__What you will do__
Copy each of these lines word for word and keep them in the same order.

------ Provided records ------

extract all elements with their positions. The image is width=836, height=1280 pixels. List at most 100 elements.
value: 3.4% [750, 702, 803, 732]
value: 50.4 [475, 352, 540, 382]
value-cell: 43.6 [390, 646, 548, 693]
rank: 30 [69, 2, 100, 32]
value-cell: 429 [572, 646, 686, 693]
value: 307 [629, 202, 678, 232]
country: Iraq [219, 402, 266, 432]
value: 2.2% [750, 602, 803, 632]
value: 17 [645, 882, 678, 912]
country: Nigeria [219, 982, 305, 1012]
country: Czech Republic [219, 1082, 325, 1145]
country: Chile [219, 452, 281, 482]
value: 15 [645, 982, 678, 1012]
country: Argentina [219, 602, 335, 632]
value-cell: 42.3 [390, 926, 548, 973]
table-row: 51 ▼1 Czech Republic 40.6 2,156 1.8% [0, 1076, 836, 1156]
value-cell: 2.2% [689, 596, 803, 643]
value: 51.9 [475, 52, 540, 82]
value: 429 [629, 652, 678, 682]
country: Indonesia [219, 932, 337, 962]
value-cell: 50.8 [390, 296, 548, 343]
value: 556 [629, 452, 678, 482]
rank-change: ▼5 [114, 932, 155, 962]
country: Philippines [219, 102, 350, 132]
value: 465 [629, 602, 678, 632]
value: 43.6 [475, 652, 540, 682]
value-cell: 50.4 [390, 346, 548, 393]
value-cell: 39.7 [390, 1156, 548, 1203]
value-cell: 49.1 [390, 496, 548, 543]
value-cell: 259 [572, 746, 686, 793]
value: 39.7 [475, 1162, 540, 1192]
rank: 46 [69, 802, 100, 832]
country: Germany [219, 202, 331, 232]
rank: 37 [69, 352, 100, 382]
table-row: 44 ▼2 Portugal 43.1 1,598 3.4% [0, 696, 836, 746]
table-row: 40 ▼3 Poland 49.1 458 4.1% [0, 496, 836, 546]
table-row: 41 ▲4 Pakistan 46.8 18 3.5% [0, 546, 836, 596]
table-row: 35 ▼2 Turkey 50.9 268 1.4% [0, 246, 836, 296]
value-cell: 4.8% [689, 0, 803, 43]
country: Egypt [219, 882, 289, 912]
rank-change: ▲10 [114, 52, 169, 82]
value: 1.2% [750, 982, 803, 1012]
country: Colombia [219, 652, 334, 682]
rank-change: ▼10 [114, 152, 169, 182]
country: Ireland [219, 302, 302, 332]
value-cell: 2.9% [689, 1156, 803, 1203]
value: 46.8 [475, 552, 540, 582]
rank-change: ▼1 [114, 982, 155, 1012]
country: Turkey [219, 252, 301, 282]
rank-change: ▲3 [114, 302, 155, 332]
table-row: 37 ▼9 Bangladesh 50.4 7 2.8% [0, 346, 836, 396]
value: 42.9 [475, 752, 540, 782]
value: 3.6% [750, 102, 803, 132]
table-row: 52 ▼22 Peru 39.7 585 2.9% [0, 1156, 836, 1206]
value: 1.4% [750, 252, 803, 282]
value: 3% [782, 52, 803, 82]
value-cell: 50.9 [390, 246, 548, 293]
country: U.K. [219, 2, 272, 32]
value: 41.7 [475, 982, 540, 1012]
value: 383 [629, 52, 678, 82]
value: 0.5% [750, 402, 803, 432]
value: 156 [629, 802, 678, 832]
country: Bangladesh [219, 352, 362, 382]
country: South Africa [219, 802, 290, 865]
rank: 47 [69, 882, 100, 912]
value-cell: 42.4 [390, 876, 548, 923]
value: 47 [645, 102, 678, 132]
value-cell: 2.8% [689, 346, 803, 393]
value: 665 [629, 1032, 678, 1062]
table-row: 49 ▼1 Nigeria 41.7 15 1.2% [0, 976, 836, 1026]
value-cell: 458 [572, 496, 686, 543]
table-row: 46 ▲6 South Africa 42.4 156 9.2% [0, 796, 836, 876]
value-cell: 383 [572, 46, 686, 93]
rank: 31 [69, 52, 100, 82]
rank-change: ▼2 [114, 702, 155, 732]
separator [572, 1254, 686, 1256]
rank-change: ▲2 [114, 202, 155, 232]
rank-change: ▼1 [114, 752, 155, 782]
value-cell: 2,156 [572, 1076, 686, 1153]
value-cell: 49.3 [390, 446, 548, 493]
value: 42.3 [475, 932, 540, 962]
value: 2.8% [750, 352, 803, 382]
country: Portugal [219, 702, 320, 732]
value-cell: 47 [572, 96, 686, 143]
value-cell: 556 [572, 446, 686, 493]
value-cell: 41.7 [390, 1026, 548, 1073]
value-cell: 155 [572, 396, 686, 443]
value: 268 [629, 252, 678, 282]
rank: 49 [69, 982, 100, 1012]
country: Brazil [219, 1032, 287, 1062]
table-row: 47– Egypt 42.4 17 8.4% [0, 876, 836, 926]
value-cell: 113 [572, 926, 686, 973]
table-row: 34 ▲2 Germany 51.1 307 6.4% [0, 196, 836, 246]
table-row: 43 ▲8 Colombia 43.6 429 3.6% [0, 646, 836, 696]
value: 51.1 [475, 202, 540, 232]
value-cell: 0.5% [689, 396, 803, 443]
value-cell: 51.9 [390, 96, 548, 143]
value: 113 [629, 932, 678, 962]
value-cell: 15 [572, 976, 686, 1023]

------

__Exercise answer__
extract all elements with their positions. The image is width=836, height=1280 pixels. List at most 100 elements.
value: 3.4% [750, 702, 803, 732]
value: 50.4 [475, 352, 540, 382]
value-cell: 43.6 [390, 646, 548, 693]
rank: 30 [69, 2, 100, 32]
value-cell: 429 [572, 646, 686, 693]
value: 307 [629, 202, 678, 232]
country: Iraq [219, 402, 266, 432]
value: 2.2% [750, 602, 803, 632]
value: 17 [645, 882, 678, 912]
country: Nigeria [219, 982, 305, 1012]
country: Czech Republic [219, 1082, 325, 1145]
country: Chile [219, 452, 281, 482]
value: 15 [645, 982, 678, 1012]
country: Argentina [219, 602, 335, 632]
value-cell: 42.3 [390, 926, 548, 973]
table-row: 51 ▼1 Czech Republic 40.6 2,156 1.8% [0, 1076, 836, 1156]
value-cell: 2.2% [689, 596, 803, 643]
value: 51.9 [475, 52, 540, 82]
value: 429 [629, 652, 678, 682]
country: Indonesia [219, 932, 337, 962]
value-cell: 50.8 [390, 296, 548, 343]
value: 556 [629, 452, 678, 482]
rank-change: ▼5 [114, 932, 155, 962]
country: Philippines [219, 102, 350, 132]
value: 465 [629, 602, 678, 632]
value: 43.6 [475, 652, 540, 682]
value-cell: 50.4 [390, 346, 548, 393]
value-cell: 39.7 [390, 1156, 548, 1203]
value-cell: 49.1 [390, 496, 548, 543]
value-cell: 259 [572, 746, 686, 793]
value: 39.7 [475, 1162, 540, 1192]
rank: 46 [69, 802, 100, 832]
country: Germany [219, 202, 331, 232]
rank: 37 [69, 352, 100, 382]
table-row: 44 ▼2 Portugal 43.1 1,598 3.4% [0, 696, 836, 746]
table-row: 40 ▼3 Poland 49.1 458 4.1% [0, 496, 836, 546]
table-row: 41 ▲4 Pakistan 46.8 18 3.5% [0, 546, 836, 596]
table-row: 35 ▼2 Turkey 50.9 268 1.4% [0, 246, 836, 296]
value-cell: 4.8% [689, 0, 803, 43]
country: Egypt [219, 882, 289, 912]
rank-change: ▲10 [114, 52, 169, 82]
value: 1.2% [750, 982, 803, 1012]
country: Colombia [219, 652, 334, 682]
rank-change: ▼10 [114, 152, 169, 182]
country: Ireland [219, 302, 302, 332]
value-cell: 2.9% [689, 1156, 803, 1203]
value: 46.8 [475, 552, 540, 582]
rank-change: ▼1 [114, 982, 155, 1012]
country: Turkey [219, 252, 301, 282]
rank-change: ▲3 [114, 302, 155, 332]
table-row: 37 ▼9 Bangladesh 50.4 7 2.8% [0, 346, 836, 396]
value: 42.9 [475, 752, 540, 782]
value: 3.6% [750, 102, 803, 132]
table-row: 52 ▼22 Peru 39.7 585 2.9% [0, 1156, 836, 1206]
value: 1.4% [750, 252, 803, 282]
value: 3% [782, 52, 803, 82]
value-cell: 50.9 [390, 246, 548, 293]
country: U.K. [219, 2, 272, 32]
value: 41.7 [475, 982, 540, 1012]
value: 383 [629, 52, 678, 82]
value: 0.5% [750, 402, 803, 432]
value: 156 [629, 802, 678, 832]
country: Bangladesh [219, 352, 362, 382]
country: South Africa [219, 802, 290, 865]
rank: 47 [69, 882, 100, 912]
value-cell: 42.4 [390, 876, 548, 923]
value: 47 [645, 102, 678, 132]
value-cell: 2.8% [689, 346, 803, 393]
value: 665 [629, 1032, 678, 1062]
table-row: 49 ▼1 Nigeria 41.7 15 1.2% [0, 976, 836, 1026]
value-cell: 458 [572, 496, 686, 543]
table-row: 46 ▲6 South Africa 42.4 156 9.2% [0, 796, 836, 876]
value-cell: 383 [572, 46, 686, 93]
rank: 31 [69, 52, 100, 82]
rank-change: ▼2 [114, 702, 155, 732]
separator [572, 1254, 686, 1256]
rank-change: ▲2 [114, 202, 155, 232]
rank-change: ▼1 [114, 752, 155, 782]
value-cell: 2,156 [572, 1076, 686, 1153]
value-cell: 49.3 [390, 446, 548, 493]
value: 42.3 [475, 932, 540, 962]
value: 2.8% [750, 352, 803, 382]
country: Portugal [219, 702, 320, 732]
value-cell: 47 [572, 96, 686, 143]
value-cell: 556 [572, 446, 686, 493]
value-cell: 41.7 [390, 1026, 548, 1073]
value-cell: 155 [572, 396, 686, 443]
value: 268 [629, 252, 678, 282]
rank: 49 [69, 982, 100, 1012]
country: Brazil [219, 1032, 287, 1062]
table-row: 47– Egypt 42.4 17 8.4% [0, 876, 836, 926]
value-cell: 113 [572, 926, 686, 973]
table-row: 34 ▲2 Germany 51.1 307 6.4% [0, 196, 836, 246]
table-row: 43 ▲8 Colombia 43.6 429 3.6% [0, 646, 836, 696]
value: 51.1 [475, 202, 540, 232]
value-cell: 0.5% [689, 396, 803, 443]
value-cell: 51.9 [390, 96, 548, 143]
value: 113 [629, 932, 678, 962]
value-cell: 15 [572, 976, 686, 1023]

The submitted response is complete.